Data listing:
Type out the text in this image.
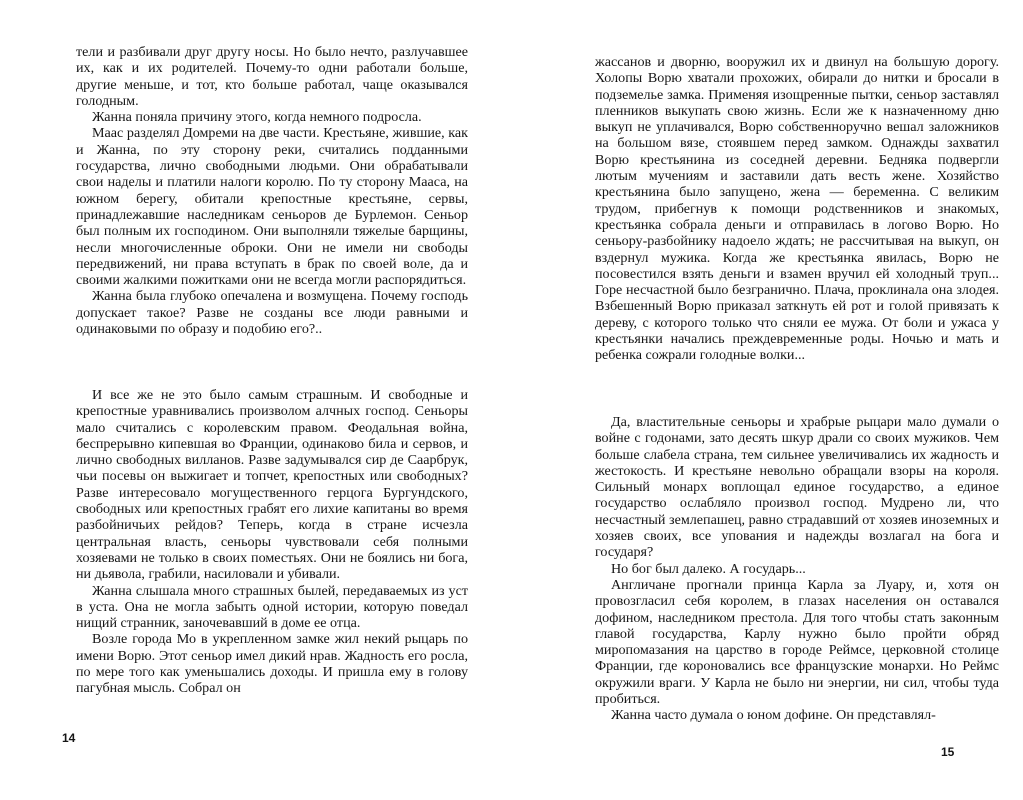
тели и разбивали друг другу носы. Но было нечто, разлучавшее их, как и их родителей. Почему-то одни работали больше, другие меньше, и тот, кто больше работал, чаще оказывался голодным.

Жанна поняла причину этого, когда немного подросла.

Маас разделял Домреми на две части. Крестьяне, жившие, как и Жанна, по эту сторону реки, считались подданными государства, лично свободными людьми. Они обрабатывали свои наделы и платили налоги королю. По ту сторону Мааса, на южном берегу, обитали крепостные крестьяне, сервы, принадлежавшие наследникам сеньоров де Бурлемон. Сеньор был полным их господином. Они выполняли тяжелые барщины, несли многочисленные оброки. Они не имели ни свободы передвижений, ни права вступать в брак по своей воле, да и своими жалкими пожитками они не всегда могли распорядиться.

Жанна была глубоко опечалена и возмущена. Почему господь допускает такое? Разве не созданы все люди равными и одинаковыми по образу и подобию его?..

И все же не это было самым страшным. И свободные и крепостные уравнивались произволом алчных господ. Сеньоры мало считались с королевским правом. Феодальная война, беспрерывно кипевшая во Франции, одинаково била и сервов, и лично свободных вилланов. Разве задумывался сир де Саарбрук, чьи посевы он выжигает и топчет, крепостных или свободных? Разве интересовало могущественного герцога Бургундского, свободных или крепостных грабят его лихие капитаны во время разбойничьих рейдов? Теперь, когда в стране исчезла центральная власть, сеньоры чувствовали себя полными хозяевами не только в своих поместьях. Они не боялись ни бога, ни дьявола, грабили, насиловали и убивали.

Жанна слышала много страшных былей, передаваемых из уст в уста. Она не могла забыть одной истории, которую поведал нищий странник, заночевавший в доме ее отца.

Возле города Мо в укрепленном замке жил некий рыцарь по имени Ворю. Этот сеньор имел дикий нрав. Жадность его росла, по мере того как уменьшались доходы. И пришла ему в голову пагубная мысль. Собрал он

14

жассанов и дворню, вооружил их и двинул на большую дорогу. Холопы Ворю хватали прохожих, обирали до нитки и бросали в подземелье замка. Применяя изощренные пытки, сеньор заставлял пленников выкупать свою жизнь. Если же к назначенному дню выкуп не уплачивался, Ворю собственноручно вешал заложников на большом вязе, стоявшем перед замком. Однажды захватил Ворю крестьянина из соседней деревни. Бедняка подвергли лютым мучениям и заставили дать весть жене. Хозяйство крестьянина было запущено, жена — беременна. С великим трудом, прибегнув к помощи родственников и знакомых, крестьянка собрала деньги и отправилась в логово Ворю. Но сеньору-разбойнику надоело ждать; не рассчитывая на выкуп, он вздернул мужика. Когда же крестьянка явилась, Ворю не посовестился взять деньги и взамен вручил ей холодный труп... Горе несчастной было безгранично. Плача, проклинала она злодея. Взбешенный Ворю приказал заткнуть ей рот и голой привязать к дереву, с которого только что сняли ее мужа. От боли и ужаса у крестьянки начались преждевременные роды. Ночью и мать и ребенка сожрали голодные волки...

Да, властительные сеньоры и храбрые рыцари мало думали о войне с годонами, зато десять шкур драли со своих мужиков. Чем больше слабела страна, тем сильнее увеличивались их жадность и жестокость. И крестьяне невольно обращали взоры на короля. Сильный монарх воплощал единое государство, а единое государство ослабляло произвол господ. Мудрено ли, что несчастный землепашец, равно страдавший от хозяев иноземных и хозяев своих, все упования и надежды возлагал на бога и государя?

Но бог был далеко. А государь...

Англичане прогнали принца Карла за Луару, и, хотя он провозгласил себя королем, в глазах населения он оставался дофином, наследником престола. Для того чтобы стать законным главой государства, Карлу нужно было пройти обряд миропомазания на царство в городе Реймсе, церковной столице Франции, где короновались все французские монархи. Но Реймс окружили враги. У Карла не было ни энергии, ни сил, чтобы туда пробиться.

Жанна часто думала о юном дофине. Он представлял-

15
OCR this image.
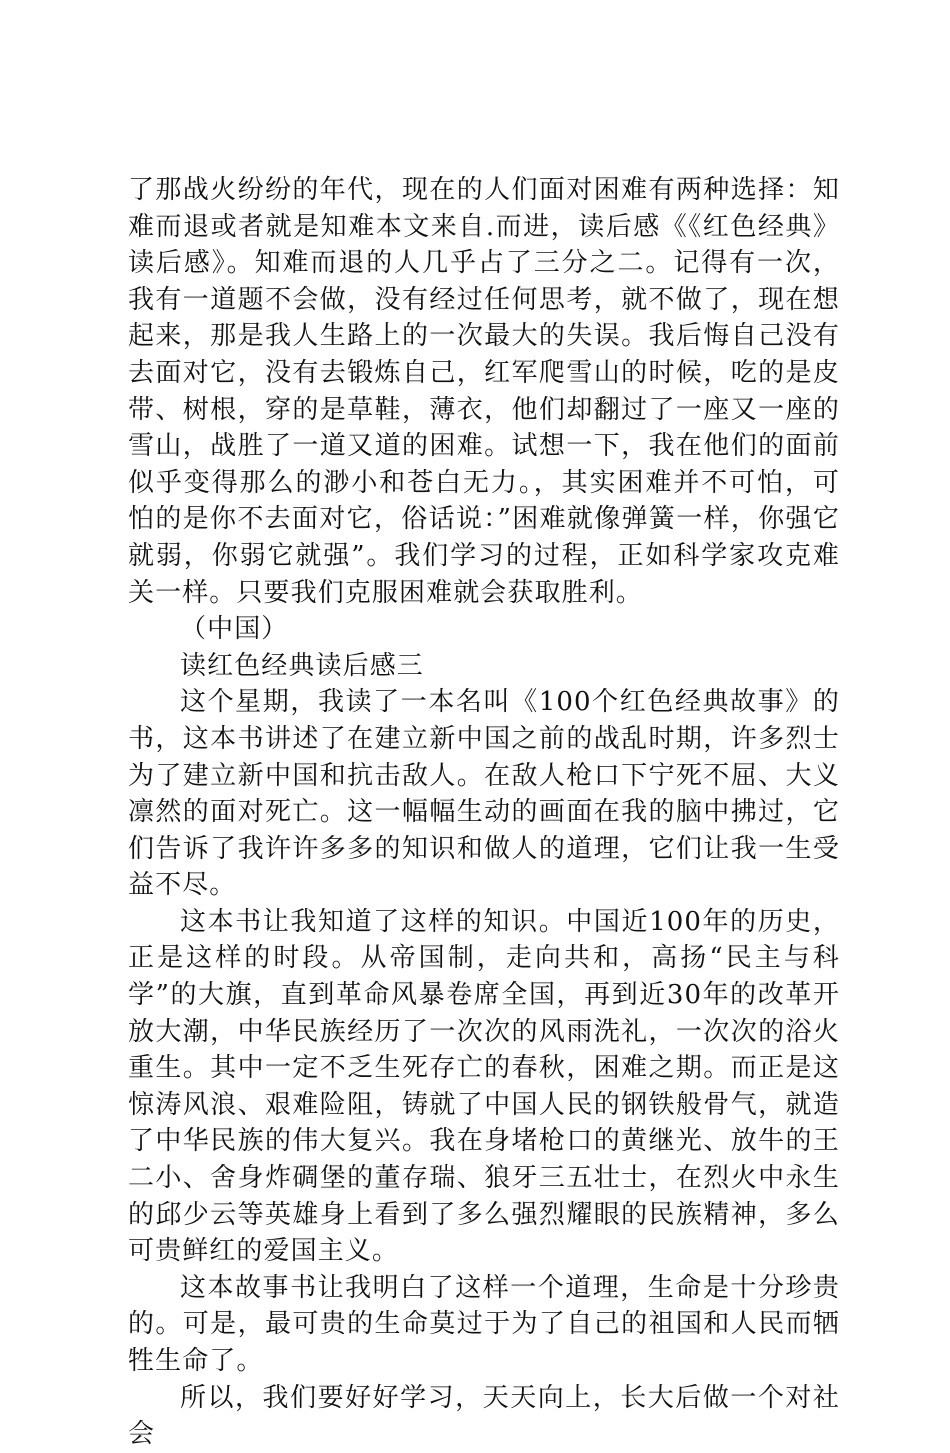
了那战火纷纷的年代，现在的人们面对困难有两种选择：知难而退或者就是知难本文来自.而进，读后感《《红色经典》读后感》。知难而退的人几乎占了三分之二。记得有一次，我有一道题不会做，没有经过任何思考，就不做了，现在想起来，那是我人生路上的一次最大的失误。我后悔自己没有去面对它，没有去锻炼自己，红军爬雪山的时候，吃的是皮带、树根，穿的是草鞋，薄衣，他们却翻过了一座又一座的雪山，战胜了一道又道的困难。试想一下，我在他们的面前似乎变得那么的渺小和苍白无力。，其实困难并不可怕，可怕的是你不去面对它，俗话说：”困难就像弹簧一样，你强它就弱，你弱它就强”。我们学习的过程，正如科学家攻克难关一样。只要我们克服困难就会获取胜利。

（中国）

读红色经典读后感三

这个星期，我读了一本名叫《100个红色经典故事》的书，这本书讲述了在建立新中国之前的战乱时期，许多烈士为了建立新中国和抗击敌人。在敌人枪口下宁死不屈、大义凛然的面对死亡。这一幅幅生动的画面在我的脑中拂过，它们告诉了我许许多多的知识和做人的道理，它们让我一生受益不尽。

这本书让我知道了这样的知识。中国近100年的历史，正是这样的时段。从帝国制，走向共和，高扬“民主与科学”的大旗，直到革命风暴卷席全国，再到近30年的改革开放大潮，中华民族经历了一次次的风雨洗礼，一次次的浴火重生。其中一定不乏生死存亡的春秋，困难之期。而正是这惊涛风浪、艰难险阻，铸就了中国人民的钢铁般骨气，就造了中华民族的伟大复兴。我在身堵枪口的黄继光、放牛的王二小、舍身炸碉堡的董存瑞、狼牙三五壮士，在烈火中永生的邱少云等英雄身上看到了多么强烈耀眼的民族精神，多么可贵鲜红的爱国主义。

这本故事书让我明白了这样一个道理，生命是十分珍贵的。可是，最可贵的生命莫过于为了自己的祖国和人民而牺牲生命了。

所以，我们要好好学习，天天向上，长大后做一个对社会
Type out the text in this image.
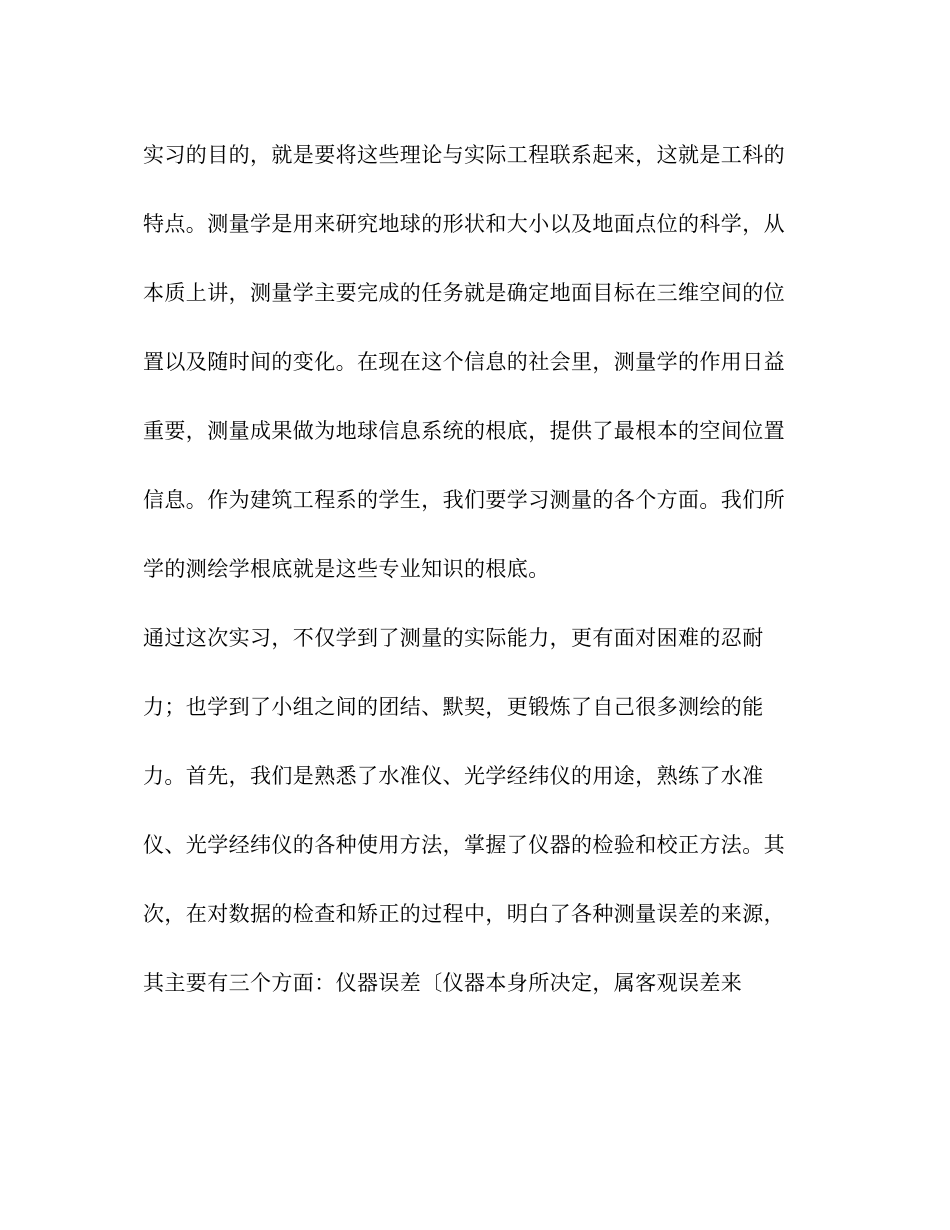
实习的目的，就是要将这些理论与实际工程联系起来，这就是工科的
特点。测量学是用来研究地球的形状和大小以及地面点位的科学，从
本质上讲，测量学主要完成的任务就是确定地面目标在三维空间的位
置以及随时间的变化。在现在这个信息的社会里，测量学的作用日益
重要，测量成果做为地球信息系统的根底，提供了最根本的空间位置
信息。作为建筑工程系的学生，我们要学习测量的各个方面。我们所
学的测绘学根底就是这些专业知识的根底。
通过这次实习，不仅学到了测量的实际能力，更有面对困难的忍耐
力；也学到了小组之间的团结、默契，更锻炼了自己很多测绘的能
力。首先，我们是熟悉了水准仪、光学经纬仪的用途，熟练了水准
仪、光学经纬仪的各种使用方法，掌握了仪器的检验和校正方法。其
次，在对数据的检查和矫正的过程中，明白了各种测量误差的来源，
其主要有三个方面：仪器误差〔仪器本身所决定，属客观误差来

> REQUIRED WORK:
In the material above, show every line where the word "лично" turns up.

> EXERCISE SOLUTION:
Маас разделял Домреми на две части. Крестьяне, жившие, как и Жанна, по эту сторону реки, считались подданными государства, лично свободными людьми. Они обрабатывали свои наделы и платили налоги королю. По ту сторону Мааса, на южном берегу, обитали крепостные крестьяне, сервы, принадлежавшие наследникам сеньоров де Бурлемон. Сеньор был полным их господином. Они выполняли тяжелые барщины, несли многочисленные оброки. Они не имели ни свободы передвижений, ни права вступать в брак по своей воле, да и своими жалкими пожитками они не всегда могли распорядиться.
И все же не это было самым страшным. И свободные и крепостные уравнивались произволом алчных господ. Сеньоры мало считались с королевским правом. Феодальная война, беспрерывно кипевшая во Франции, одинаково била и сервов, и лично свободных вилланов. Разве задумывался сир де Саарбрук, чьи посевы он выжигает и топчет, крепостных или свободных? Разве интересовало могущественного герцога Бургундского, свободных или крепостных грабят его лихие капитаны во время разбойничьих рейдов? Теперь, когда в стране исчезла центральная власть, сеньоры чувствовали себя полными хозяевами не только в своих поместьях. Они не боялись ни бога, ни дьявола, грабили, насиловали и убивали.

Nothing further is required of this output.